* RECORDS FOR THIS TASK:
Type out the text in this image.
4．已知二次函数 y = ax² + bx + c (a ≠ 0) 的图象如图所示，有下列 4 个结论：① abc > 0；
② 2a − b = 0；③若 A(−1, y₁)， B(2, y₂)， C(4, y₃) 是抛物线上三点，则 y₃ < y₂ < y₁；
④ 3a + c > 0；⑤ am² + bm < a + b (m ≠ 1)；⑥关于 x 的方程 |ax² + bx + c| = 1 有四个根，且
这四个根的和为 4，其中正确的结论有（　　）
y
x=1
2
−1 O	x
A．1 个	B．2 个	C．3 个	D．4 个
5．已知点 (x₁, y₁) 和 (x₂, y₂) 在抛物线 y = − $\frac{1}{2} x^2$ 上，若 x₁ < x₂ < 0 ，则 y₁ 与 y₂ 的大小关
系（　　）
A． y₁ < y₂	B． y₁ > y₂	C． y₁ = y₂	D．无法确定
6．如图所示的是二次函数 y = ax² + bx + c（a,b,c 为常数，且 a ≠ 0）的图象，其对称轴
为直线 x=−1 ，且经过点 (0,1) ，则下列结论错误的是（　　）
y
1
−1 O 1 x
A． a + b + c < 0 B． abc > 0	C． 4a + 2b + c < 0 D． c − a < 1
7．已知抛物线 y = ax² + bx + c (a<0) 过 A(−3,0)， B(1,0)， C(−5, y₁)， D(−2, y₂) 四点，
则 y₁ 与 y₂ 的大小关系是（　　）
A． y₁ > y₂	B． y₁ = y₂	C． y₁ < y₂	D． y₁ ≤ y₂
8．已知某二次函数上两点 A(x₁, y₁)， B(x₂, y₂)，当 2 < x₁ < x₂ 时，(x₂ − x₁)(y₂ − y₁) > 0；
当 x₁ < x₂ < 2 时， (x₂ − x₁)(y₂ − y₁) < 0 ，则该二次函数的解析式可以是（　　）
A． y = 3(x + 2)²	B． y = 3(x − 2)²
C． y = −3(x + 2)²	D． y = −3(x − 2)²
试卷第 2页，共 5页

* OBJECTIVE:
Write an exact transcription of every entry above.

* EXPECTED OUTPUT:
Type out the text in this image.
4．已知二次函数 y = ax² + bx + c (a ≠ 0) 的图象如图所示，有下列 4 个结论：① abc > 0；
② 2a − b = 0；③若 A(−1, y₁)， B(2, y₂)， C(4, y₃) 是抛物线上三点，则 y₃ < y₂ < y₁；
④ 3a + c > 0；⑤ am² + bm < a + b (m ≠ 1)；⑥关于 x 的方程 |ax² + bx + c| = 1 有四个根，且
这四个根的和为 4，其中正确的结论有（　　）
y
x=1
2
−1 O	x
A．1 个	B．2 个	C．3 个	D．4 个
5．已知点 (x₁, y₁) 和 (x₂, y₂) 在抛物线 y = − $\frac{1}{2} x^2$ 上，若 x₁ < x₂ < 0 ，则 y₁ 与 y₂ 的大小关
系（　　）
A． y₁ < y₂	B． y₁ > y₂	C． y₁ = y₂	D．无法确定
6．如图所示的是二次函数 y = ax² + bx + c（a,b,c 为常数，且 a ≠ 0）的图象，其对称轴
为直线 x=−1 ，且经过点 (0,1) ，则下列结论错误的是（　　）
y
1
−1 O 1 x
A． a + b + c < 0 B． abc > 0	C． 4a + 2b + c < 0 D． c − a < 1
7．已知抛物线 y = ax² + bx + c (a<0) 过 A(−3,0)， B(1,0)， C(−5, y₁)， D(−2, y₂) 四点，
则 y₁ 与 y₂ 的大小关系是（　　）
A． y₁ > y₂	B． y₁ = y₂	C． y₁ < y₂	D． y₁ ≤ y₂
8．已知某二次函数上两点 A(x₁, y₁)， B(x₂, y₂)，当 2 < x₁ < x₂ 时，(x₂ − x₁)(y₂ − y₁) > 0；
当 x₁ < x₂ < 2 时， (x₂ − x₁)(y₂ − y₁) < 0 ，则该二次函数的解析式可以是（　　）
A． y = 3(x + 2)²	B． y = 3(x − 2)²
C． y = −3(x + 2)²	D． y = −3(x − 2)²
试卷第 2页，共 5页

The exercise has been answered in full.